Exercise instructions: Go through the listing below and gather every line with the word "haben".

Given records:
◇ ◇ ◇ ◇ ◇

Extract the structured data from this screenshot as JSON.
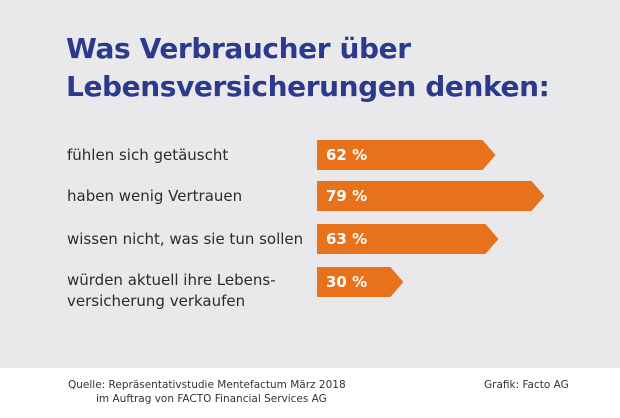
{
  "title_lines": [
    "Was Verbraucher über",
    "Lebensversicherungen denken:"
  ],
  "chart_data": {
    "type": "bar",
    "orientation": "horizontal",
    "categories": [
      "fühlen sich getäuscht",
      "haben wenig Vertrauen",
      "wissen nicht, was sie tun sollen",
      "würden aktuell ihre Lebensversicherung verkaufen"
    ],
    "category_display_lines": [
      [
        "fühlen sich getäuscht"
      ],
      [
        "haben wenig Vertrauen"
      ],
      [
        "wissen nicht, was sie tun sollen"
      ],
      [
        "würden aktuell ihre Lebens-",
        "versicherung verkaufen"
      ]
    ],
    "values": [
      62,
      79,
      63,
      30
    ],
    "value_labels": [
      "62 %",
      "79 %",
      "63 %",
      "30 %"
    ],
    "unit": "%",
    "bar_color": "#e8711c",
    "xlim": [
      0,
      100
    ],
    "grid": false,
    "legend": "none"
  },
  "footer": {
    "source_line_1": "Quelle: Repräsentativstudie Mentefactum März 2018",
    "source_line_2": "im Auftrag von FACTO Financial Services AG",
    "credit": "Grafik: Facto AG"
  },
  "colors": {
    "title": "#2b3a8c",
    "background": "#e9e9ec",
    "bar": "#e8711c"
  }
}
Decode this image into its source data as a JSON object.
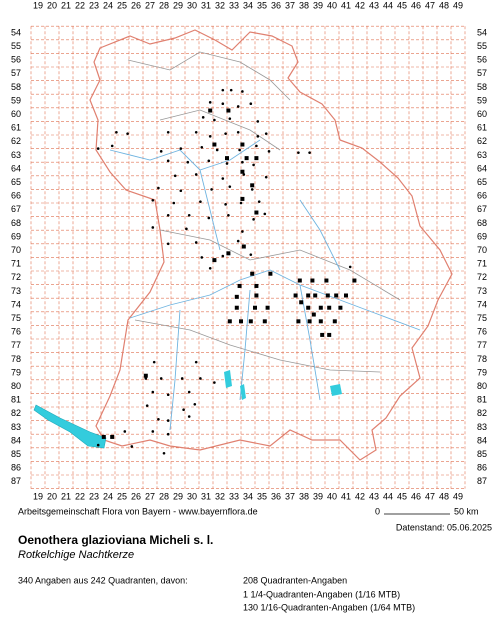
{
  "map": {
    "xticks": [
      19,
      20,
      21,
      22,
      23,
      24,
      25,
      26,
      27,
      28,
      29,
      30,
      31,
      32,
      33,
      34,
      35,
      36,
      37,
      38,
      39,
      40,
      41,
      42,
      43,
      44,
      45,
      46,
      47,
      48,
      49
    ],
    "yticks": [
      54,
      55,
      56,
      57,
      58,
      59,
      60,
      61,
      62,
      63,
      64,
      65,
      66,
      67,
      68,
      69,
      70,
      71,
      72,
      73,
      74,
      75,
      76,
      77,
      78,
      79,
      80,
      81,
      82,
      83,
      84,
      85,
      86,
      87
    ],
    "dot_points": [
      [
        32.2,
        58.2
      ],
      [
        32.8,
        58.2
      ],
      [
        33.6,
        58.3
      ],
      [
        31.3,
        59.1
      ],
      [
        32.2,
        59.2
      ],
      [
        33.3,
        59.4
      ],
      [
        34.2,
        59.2
      ],
      [
        30.8,
        60.2
      ],
      [
        31.6,
        60.4
      ],
      [
        32.7,
        60.3
      ],
      [
        34.7,
        60.5
      ],
      [
        28.3,
        61.3
      ],
      [
        30.3,
        61.3
      ],
      [
        31.3,
        61.6
      ],
      [
        32.4,
        61.4
      ],
      [
        33.3,
        61.3
      ],
      [
        34.7,
        61.6
      ],
      [
        35.3,
        61.4
      ],
      [
        27.8,
        62.7
      ],
      [
        29.2,
        62.5
      ],
      [
        30.7,
        62.4
      ],
      [
        31.8,
        62.6
      ],
      [
        33.4,
        62.6
      ],
      [
        34.6,
        62.3
      ],
      [
        35.5,
        62.7
      ],
      [
        37.6,
        62.8
      ],
      [
        38.4,
        62.8
      ],
      [
        28.3,
        63.4
      ],
      [
        29.7,
        63.5
      ],
      [
        31.2,
        63.4
      ],
      [
        32.5,
        63.6
      ],
      [
        33.6,
        63.5
      ],
      [
        34.4,
        63.7
      ],
      [
        28.8,
        64.5
      ],
      [
        30.3,
        64.4
      ],
      [
        32.2,
        64.7
      ],
      [
        33.7,
        64.4
      ],
      [
        35.3,
        64.6
      ],
      [
        27.6,
        65.4
      ],
      [
        29.2,
        65.6
      ],
      [
        31.4,
        65.5
      ],
      [
        32.7,
        65.3
      ],
      [
        34.3,
        65.5
      ],
      [
        27.2,
        66.3
      ],
      [
        28.7,
        66.5
      ],
      [
        30.6,
        66.4
      ],
      [
        32.4,
        66.6
      ],
      [
        33.5,
        66.5
      ],
      [
        34.8,
        66.4
      ],
      [
        28.3,
        67.4
      ],
      [
        29.8,
        67.4
      ],
      [
        31.2,
        67.6
      ],
      [
        32.6,
        67.4
      ],
      [
        34.4,
        67.7
      ],
      [
        35.2,
        67.3
      ],
      [
        27.2,
        68.3
      ],
      [
        29.6,
        68.4
      ],
      [
        33.6,
        68.6
      ],
      [
        28.3,
        69.5
      ],
      [
        30.3,
        69.4
      ],
      [
        33.3,
        69.3
      ],
      [
        30.7,
        70.5
      ],
      [
        32.2,
        70.4
      ],
      [
        34.2,
        70.3
      ],
      [
        31.3,
        71.3
      ],
      [
        41.3,
        71.2
      ],
      [
        24.3,
        62.3
      ],
      [
        23.3,
        62.5
      ],
      [
        24.6,
        61.3
      ],
      [
        25.4,
        61.4
      ],
      [
        27.3,
        78.2
      ],
      [
        26.7,
        79.4
      ],
      [
        27.8,
        79.4
      ],
      [
        29.3,
        79.4
      ],
      [
        30.6,
        79.4
      ],
      [
        27.2,
        80.4
      ],
      [
        28.3,
        80.6
      ],
      [
        29.8,
        80.4
      ],
      [
        26.8,
        81.4
      ],
      [
        29.4,
        81.7
      ],
      [
        30.2,
        81.3
      ],
      [
        27.6,
        82.4
      ],
      [
        28.3,
        82.5
      ],
      [
        29.8,
        82.2
      ],
      [
        27.2,
        83.3
      ],
      [
        28.3,
        83.5
      ],
      [
        25.2,
        83.3
      ],
      [
        23.3,
        84.3
      ],
      [
        25.7,
        84.4
      ],
      [
        28.0,
        84.9
      ],
      [
        30.3,
        78.2
      ],
      [
        31.6,
        79.7
      ]
    ],
    "square_points": [
      [
        31.3,
        59.7
      ],
      [
        32.6,
        59.7
      ],
      [
        31.6,
        62.2
      ],
      [
        33.6,
        62.2
      ],
      [
        32.5,
        63.2
      ],
      [
        33.9,
        63.2
      ],
      [
        34.6,
        63.2
      ],
      [
        33.6,
        64.2
      ],
      [
        34.3,
        65.2
      ],
      [
        33.6,
        66.2
      ],
      [
        34.6,
        67.2
      ],
      [
        33.7,
        69.7
      ],
      [
        31.6,
        70.7
      ],
      [
        32.6,
        70.2
      ],
      [
        35.6,
        71.7
      ],
      [
        34.3,
        71.7
      ],
      [
        33.4,
        72.6
      ],
      [
        34.6,
        72.6
      ],
      [
        37.7,
        72.2
      ],
      [
        38.6,
        72.2
      ],
      [
        39.6,
        72.2
      ],
      [
        41.6,
        72.2
      ],
      [
        33.2,
        73.4
      ],
      [
        34.6,
        73.3
      ],
      [
        37.4,
        73.3
      ],
      [
        38.3,
        73.3
      ],
      [
        38.8,
        73.3
      ],
      [
        39.7,
        73.3
      ],
      [
        40.3,
        73.3
      ],
      [
        41.0,
        73.3
      ],
      [
        33.2,
        74.2
      ],
      [
        34.5,
        74.2
      ],
      [
        35.4,
        74.2
      ],
      [
        38.3,
        74.2
      ],
      [
        39.2,
        74.2
      ],
      [
        39.8,
        74.2
      ],
      [
        40.6,
        74.2
      ],
      [
        32.7,
        75.2
      ],
      [
        33.5,
        75.2
      ],
      [
        34.2,
        75.2
      ],
      [
        35.2,
        75.2
      ],
      [
        37.6,
        75.2
      ],
      [
        38.4,
        75.2
      ],
      [
        39.2,
        75.2
      ],
      [
        40.2,
        75.2
      ],
      [
        39.3,
        76.2
      ],
      [
        39.8,
        76.2
      ],
      [
        38.7,
        74.7
      ],
      [
        37.8,
        73.8
      ],
      [
        24.3,
        83.7
      ],
      [
        23.7,
        83.7
      ],
      [
        26.7,
        79.2
      ]
    ]
  },
  "footer": {
    "source": "Arbeitsgemeinschaft Flora von Bayern - www.bayernflora.de",
    "scale_start": "0",
    "scale_end": "50 km",
    "date": "Datenstand: 05.06.2025",
    "title": "Oenothera glazioviana Micheli s. l.",
    "subtitle": "Rotkelchige Nachtkerze",
    "summary": "340 Angaben aus 242 Quadranten, davon:",
    "counts": [
      "208 Quadranten-Angaben",
      "1 1/4-Quadranten-Angaben (1/16 MTB)",
      "130 1/16-Quadranten-Angaben (1/64 MTB)"
    ]
  }
}
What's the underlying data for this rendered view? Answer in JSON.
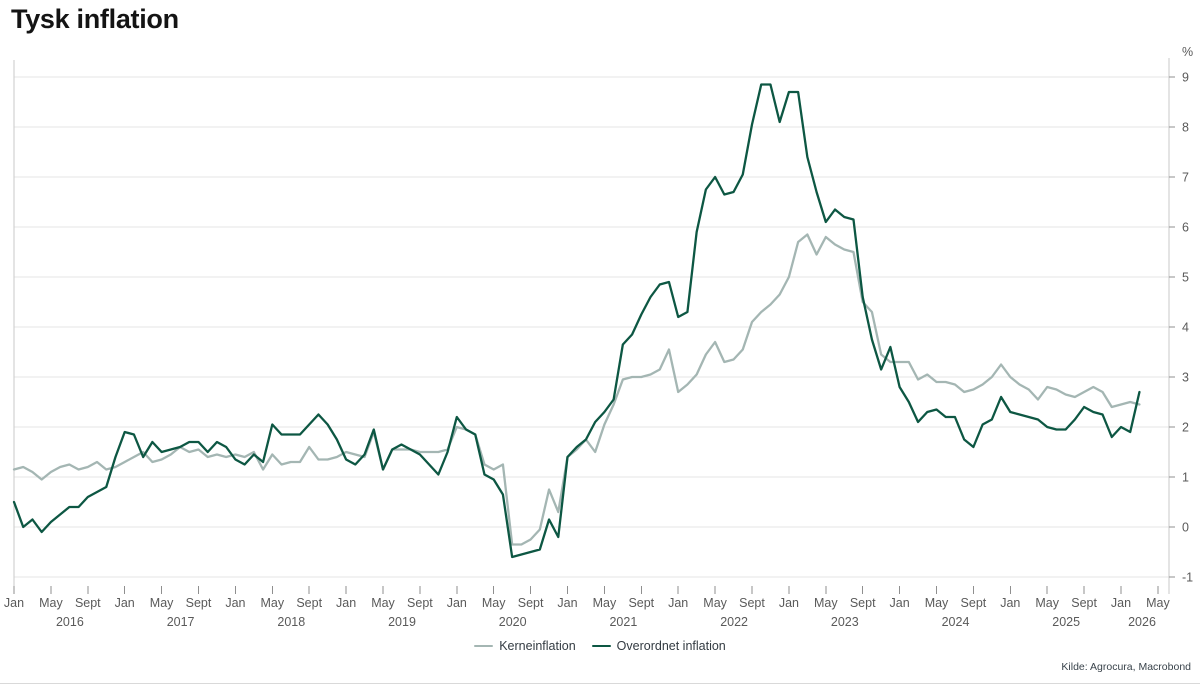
{
  "title": "Tysk inflation",
  "source": "Kilde: Agrocura, Macrobond",
  "y_axis": {
    "unit": "%",
    "ticks": [
      9,
      8,
      7,
      6,
      5,
      4,
      3,
      2,
      1,
      0,
      -1
    ],
    "min": -1,
    "max": 9
  },
  "x_axis": {
    "ticks": [
      {
        "year": "2016",
        "months": [
          "Jan",
          "May",
          "Sept"
        ]
      },
      {
        "year": "2017",
        "months": [
          "Jan",
          "May",
          "Sept"
        ]
      },
      {
        "year": "2018",
        "months": [
          "Jan",
          "May",
          "Sept"
        ]
      },
      {
        "year": "2019",
        "months": [
          "Jan",
          "May",
          "Sept"
        ]
      },
      {
        "year": "2020",
        "months": [
          "Jan",
          "May",
          "Sept"
        ]
      },
      {
        "year": "2021",
        "months": [
          "Jan",
          "May",
          "Sept"
        ]
      },
      {
        "year": "2022",
        "months": [
          "Jan",
          "May",
          "Sept"
        ]
      },
      {
        "year": "2023",
        "months": [
          "Jan",
          "May",
          "Sept"
        ]
      },
      {
        "year": "2024",
        "months": [
          "Jan",
          "May",
          "Sept"
        ]
      },
      {
        "year": "2025",
        "months": [
          "Jan",
          "May",
          "Sept"
        ]
      },
      {
        "year": "2026",
        "months": [
          "Jan",
          "May"
        ]
      }
    ]
  },
  "legend": [
    {
      "label": "Kerneinflation",
      "color": "#a4b6b3"
    },
    {
      "label": "Overordnet inflation",
      "color": "#0d5743"
    }
  ],
  "chart_data": {
    "type": "line",
    "title": "Tysk inflation",
    "x_start": "2016-01",
    "x_end": "2026-03",
    "x_axis_end": "2026-05",
    "frequency": "monthly",
    "ylim": [
      -1,
      9
    ],
    "y_unit": "%",
    "grid": "horizontal",
    "legend_position": "bottom-center",
    "series": [
      {
        "name": "Kerneinflation",
        "color": "#a4b6b3",
        "values": [
          1.15,
          1.2,
          1.1,
          0.95,
          1.1,
          1.2,
          1.25,
          1.15,
          1.2,
          1.3,
          1.15,
          1.2,
          1.3,
          1.4,
          1.5,
          1.3,
          1.35,
          1.45,
          1.6,
          1.5,
          1.55,
          1.4,
          1.45,
          1.4,
          1.45,
          1.4,
          1.5,
          1.15,
          1.45,
          1.25,
          1.3,
          1.3,
          1.6,
          1.35,
          1.35,
          1.4,
          1.5,
          1.45,
          1.4,
          1.9,
          1.15,
          1.55,
          1.55,
          1.55,
          1.5,
          1.5,
          1.5,
          1.55,
          2.0,
          1.95,
          1.85,
          1.25,
          1.15,
          1.25,
          -0.35,
          -0.35,
          -0.25,
          -0.05,
          0.75,
          0.3,
          1.4,
          1.55,
          1.75,
          1.5,
          2.05,
          2.45,
          2.95,
          3.0,
          3.0,
          3.05,
          3.15,
          3.55,
          2.7,
          2.85,
          3.05,
          3.45,
          3.7,
          3.3,
          3.35,
          3.55,
          4.1,
          4.3,
          4.45,
          4.65,
          5.0,
          5.7,
          5.85,
          5.45,
          5.8,
          5.65,
          5.55,
          5.5,
          4.5,
          4.3,
          3.45,
          3.3,
          3.3,
          3.3,
          2.95,
          3.05,
          2.9,
          2.9,
          2.85,
          2.7,
          2.75,
          2.85,
          3.0,
          3.25,
          3.0,
          2.85,
          2.75,
          2.55,
          2.8,
          2.75,
          2.65,
          2.6,
          2.7,
          2.8,
          2.7,
          2.4,
          2.45,
          2.5,
          2.45
        ]
      },
      {
        "name": "Overordnet inflation",
        "color": "#0d5743",
        "values": [
          0.5,
          0.0,
          0.15,
          -0.1,
          0.1,
          0.25,
          0.4,
          0.4,
          0.6,
          0.7,
          0.8,
          1.4,
          1.9,
          1.85,
          1.4,
          1.7,
          1.5,
          1.55,
          1.6,
          1.7,
          1.7,
          1.5,
          1.7,
          1.6,
          1.35,
          1.25,
          1.45,
          1.3,
          2.05,
          1.85,
          1.85,
          1.85,
          2.05,
          2.25,
          2.05,
          1.75,
          1.35,
          1.25,
          1.45,
          1.95,
          1.15,
          1.55,
          1.65,
          1.55,
          1.45,
          1.25,
          1.05,
          1.5,
          2.2,
          1.95,
          1.85,
          1.05,
          0.95,
          0.65,
          -0.6,
          -0.55,
          -0.5,
          -0.45,
          0.15,
          -0.2,
          1.4,
          1.6,
          1.75,
          2.1,
          2.3,
          2.55,
          3.65,
          3.85,
          4.25,
          4.6,
          4.85,
          4.9,
          4.2,
          4.3,
          5.9,
          6.75,
          7.0,
          6.65,
          6.7,
          7.05,
          8.05,
          8.85,
          8.85,
          8.1,
          8.7,
          8.7,
          7.4,
          6.7,
          6.1,
          6.35,
          6.2,
          6.15,
          4.6,
          3.75,
          3.15,
          3.6,
          2.8,
          2.5,
          2.1,
          2.3,
          2.35,
          2.2,
          2.2,
          1.75,
          1.6,
          2.05,
          2.15,
          2.6,
          2.3,
          2.25,
          2.2,
          2.15,
          2.0,
          1.95,
          1.95,
          2.15,
          2.4,
          2.3,
          2.25,
          1.8,
          2.0,
          1.9,
          2.7
        ]
      }
    ]
  }
}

◇ ◇ ◇ ◇ ◇

Answer to the task:
      "haben wenig Vertrauen",
        "haben wenig Vertrauen"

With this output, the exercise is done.